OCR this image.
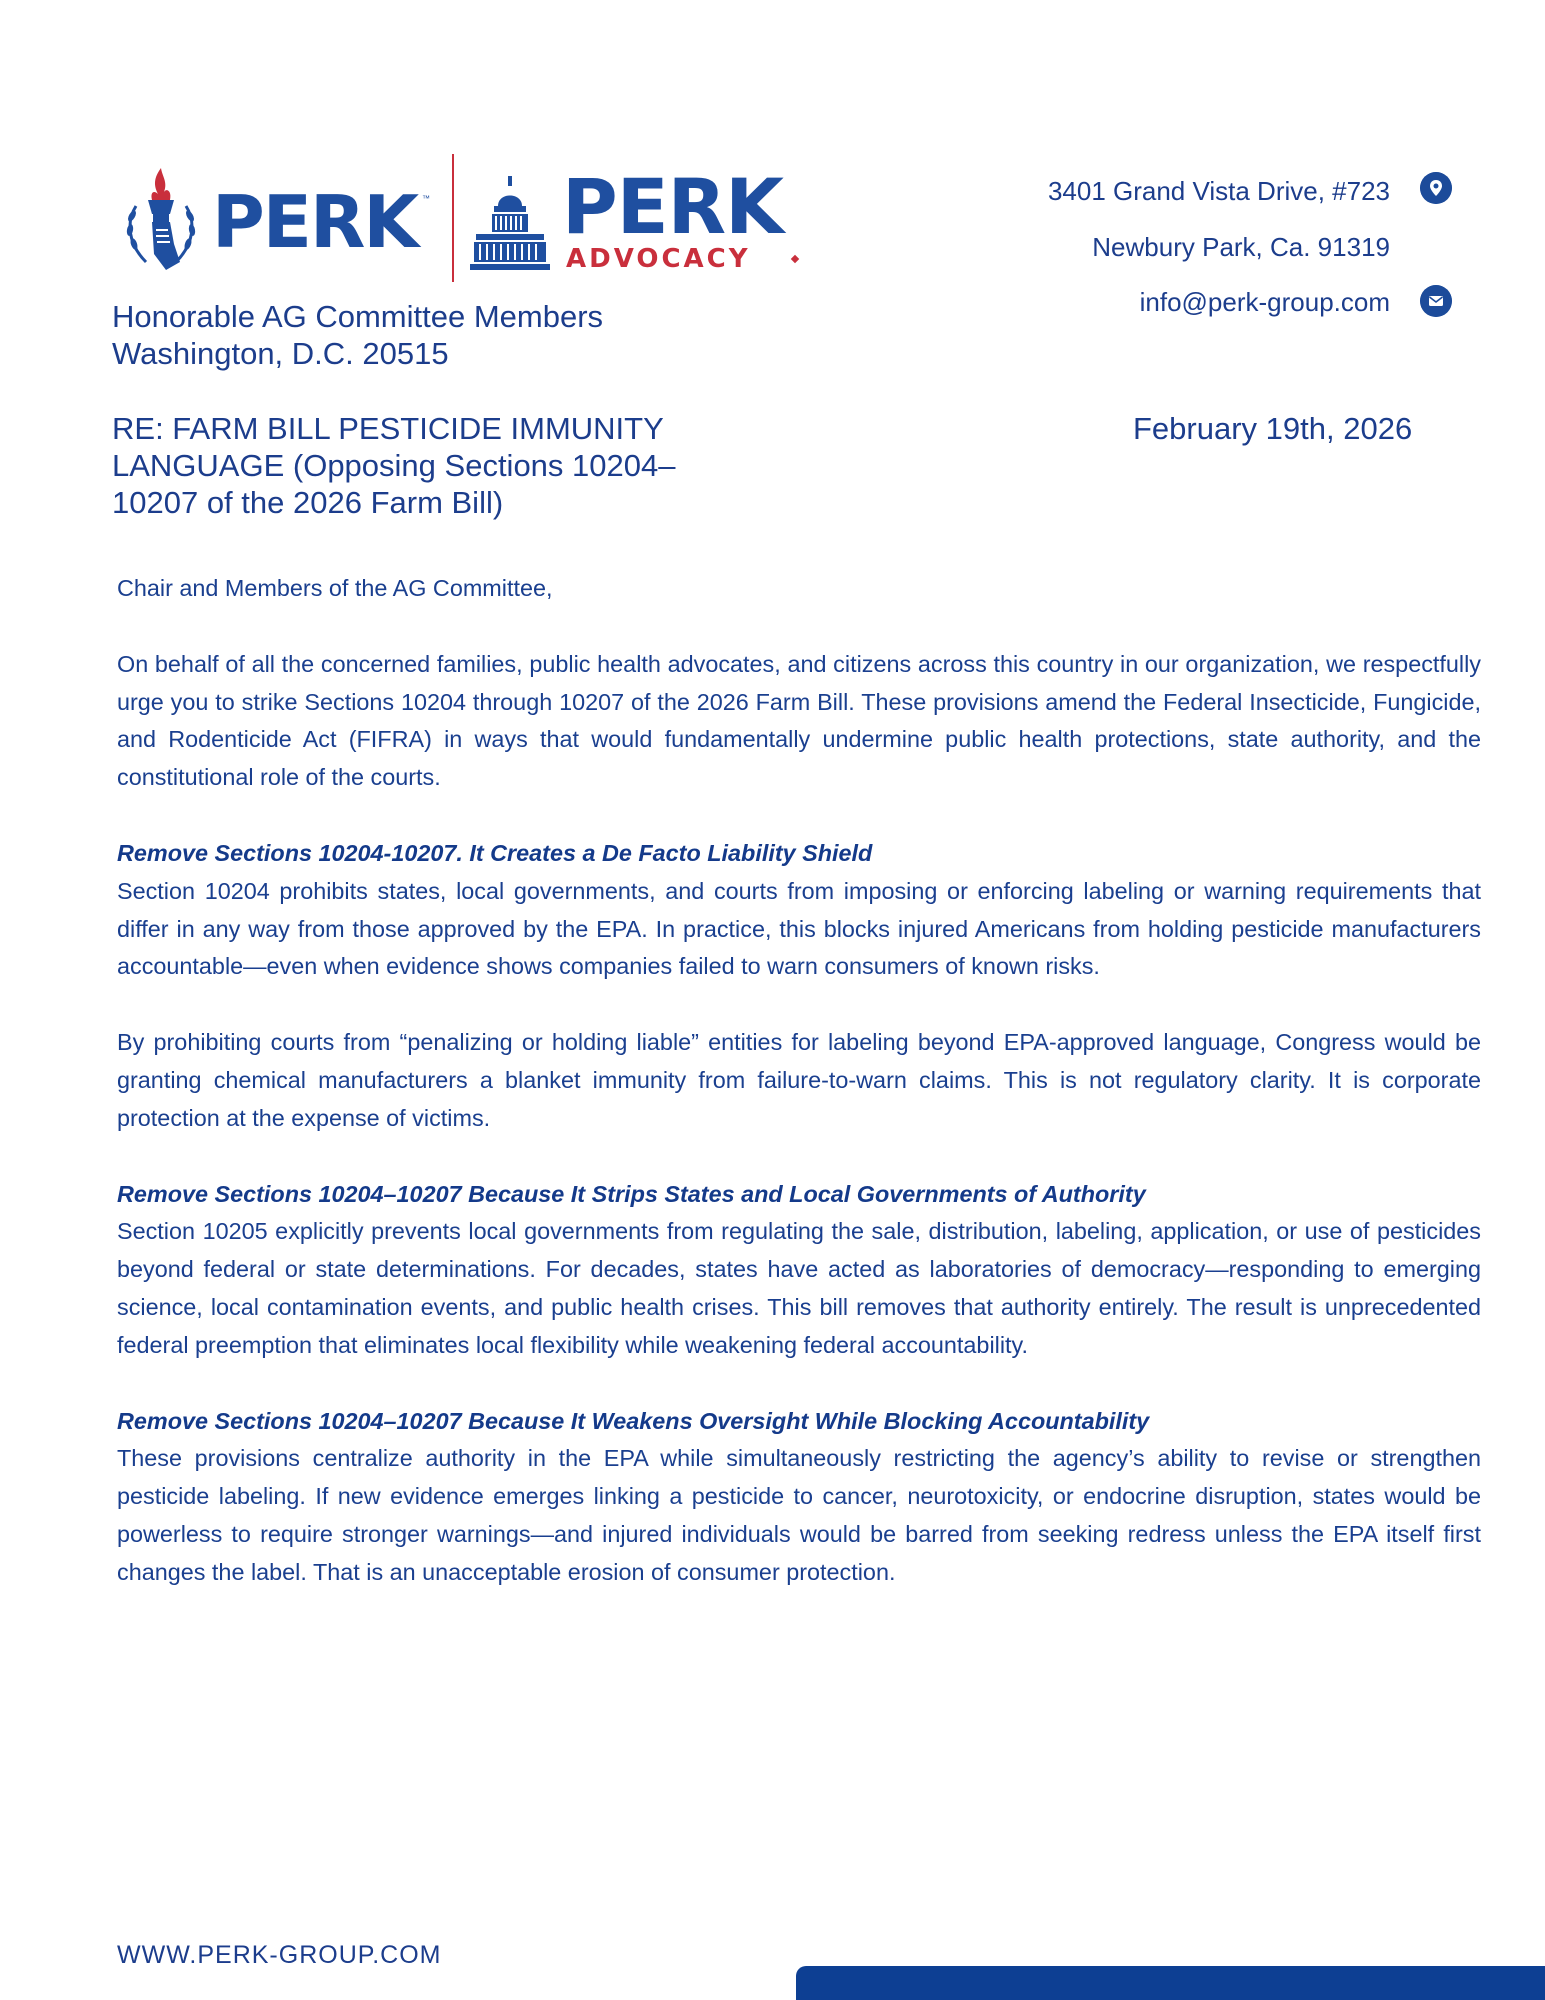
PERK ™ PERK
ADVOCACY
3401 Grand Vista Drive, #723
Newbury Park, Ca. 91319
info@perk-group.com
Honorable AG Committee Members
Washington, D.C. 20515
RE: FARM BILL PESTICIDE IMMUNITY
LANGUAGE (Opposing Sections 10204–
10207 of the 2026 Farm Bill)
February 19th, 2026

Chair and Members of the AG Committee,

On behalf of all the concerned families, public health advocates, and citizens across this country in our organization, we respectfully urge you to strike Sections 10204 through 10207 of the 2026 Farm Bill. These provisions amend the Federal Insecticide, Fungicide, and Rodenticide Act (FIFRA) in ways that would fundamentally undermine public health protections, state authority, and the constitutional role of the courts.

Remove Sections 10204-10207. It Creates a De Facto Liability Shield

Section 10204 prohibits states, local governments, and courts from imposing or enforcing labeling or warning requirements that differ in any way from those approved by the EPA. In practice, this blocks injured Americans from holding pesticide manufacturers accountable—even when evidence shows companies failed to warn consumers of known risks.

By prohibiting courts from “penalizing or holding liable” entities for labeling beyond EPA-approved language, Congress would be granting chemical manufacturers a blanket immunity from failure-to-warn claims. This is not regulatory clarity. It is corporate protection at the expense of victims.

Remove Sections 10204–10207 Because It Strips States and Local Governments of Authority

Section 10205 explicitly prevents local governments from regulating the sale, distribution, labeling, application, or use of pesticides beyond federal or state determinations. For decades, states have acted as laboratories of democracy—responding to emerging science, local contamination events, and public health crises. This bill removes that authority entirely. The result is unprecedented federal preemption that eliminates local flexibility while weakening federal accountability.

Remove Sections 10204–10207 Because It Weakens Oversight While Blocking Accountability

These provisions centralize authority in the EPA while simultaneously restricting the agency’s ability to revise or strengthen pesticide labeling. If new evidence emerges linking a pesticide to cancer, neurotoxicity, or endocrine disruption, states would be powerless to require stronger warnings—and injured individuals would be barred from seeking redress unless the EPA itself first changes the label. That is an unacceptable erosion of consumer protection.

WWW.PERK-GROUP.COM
_ _ _ _
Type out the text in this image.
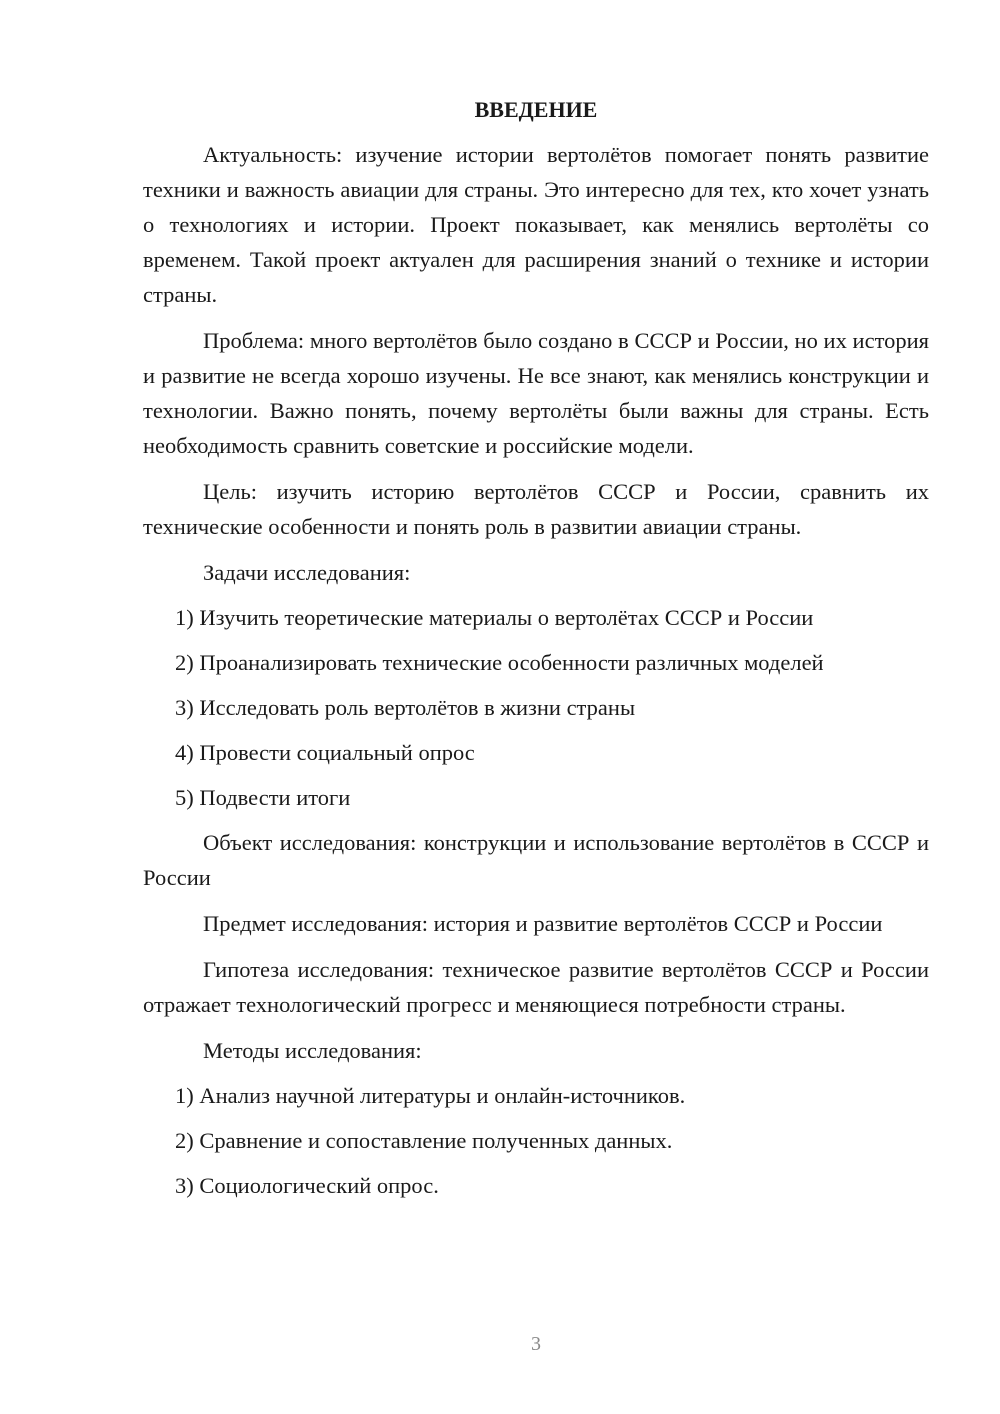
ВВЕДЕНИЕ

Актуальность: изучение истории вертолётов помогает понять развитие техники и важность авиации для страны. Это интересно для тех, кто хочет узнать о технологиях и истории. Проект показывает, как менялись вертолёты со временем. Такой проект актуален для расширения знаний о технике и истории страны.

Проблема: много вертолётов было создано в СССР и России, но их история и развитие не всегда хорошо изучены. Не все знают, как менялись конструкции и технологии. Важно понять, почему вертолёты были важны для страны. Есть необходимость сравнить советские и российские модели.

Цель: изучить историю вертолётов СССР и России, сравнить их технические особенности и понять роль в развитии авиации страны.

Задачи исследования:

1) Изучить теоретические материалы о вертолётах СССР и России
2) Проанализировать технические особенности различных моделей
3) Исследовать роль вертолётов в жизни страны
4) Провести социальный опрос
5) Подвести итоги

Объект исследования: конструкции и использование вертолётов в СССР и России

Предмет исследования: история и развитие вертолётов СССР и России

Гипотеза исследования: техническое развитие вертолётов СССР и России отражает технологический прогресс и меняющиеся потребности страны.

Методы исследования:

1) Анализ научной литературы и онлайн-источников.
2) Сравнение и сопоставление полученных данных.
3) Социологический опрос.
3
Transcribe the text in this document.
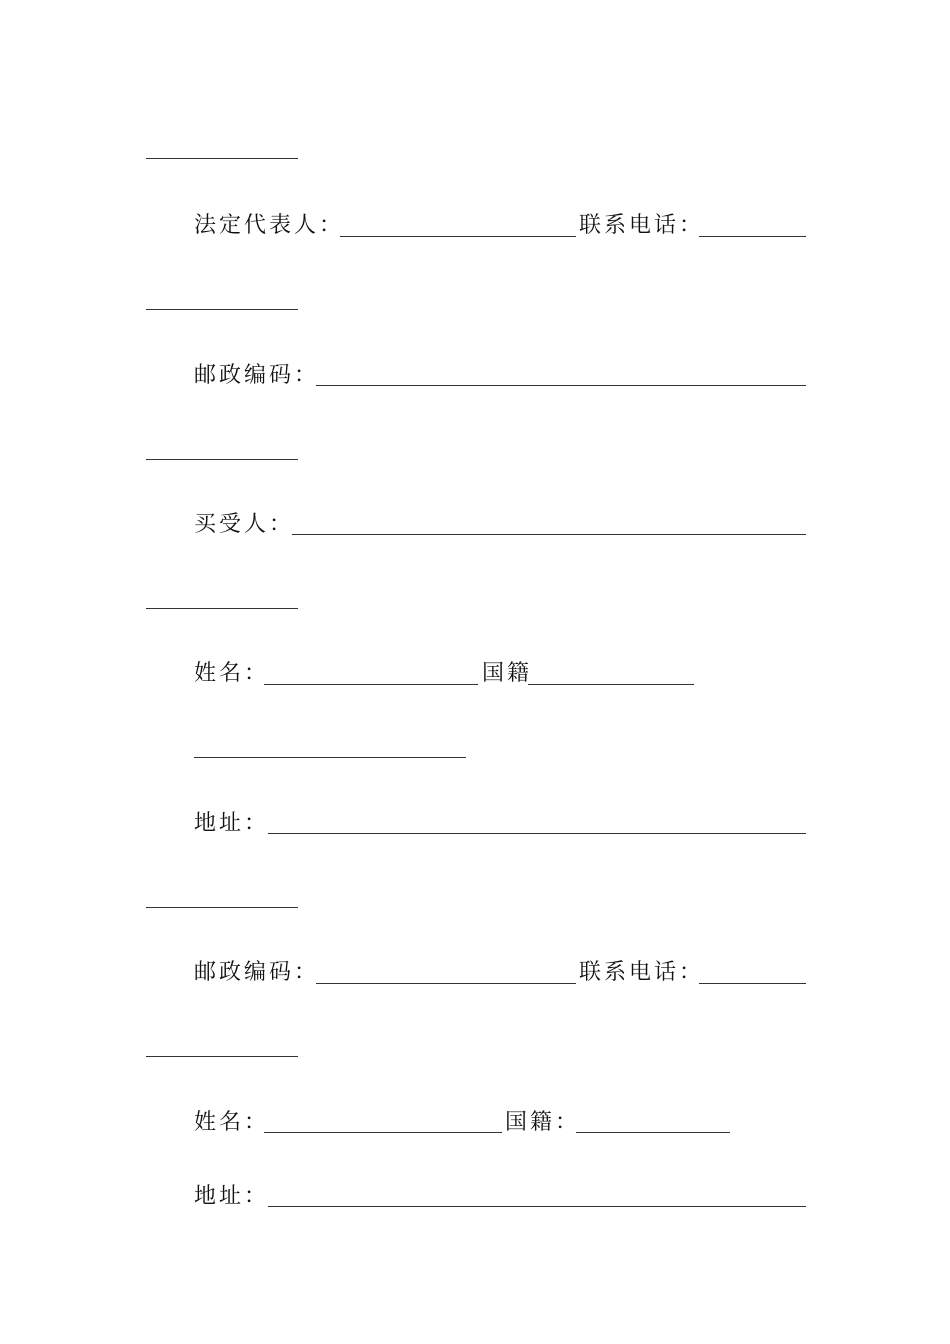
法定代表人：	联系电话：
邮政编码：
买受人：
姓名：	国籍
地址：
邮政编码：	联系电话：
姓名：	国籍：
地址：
_ _ _ _
**Exercise description**.
Filter the records down to the lines that contain the string "сравнить", and copy those lines.

**Answer to this problem**.
Проблема: много вертолётов было создано в СССР и России, но их история и развитие не всегда хорошо изучены. Не все знают, как менялись конструкции и технологии. Важно понять, почему вертолёты были важны для страны. Есть необходимость сравнить советские и российские модели.
Цель: изучить историю вертолётов СССР и России, сравнить их технические особенности и понять роль в развитии авиации страны.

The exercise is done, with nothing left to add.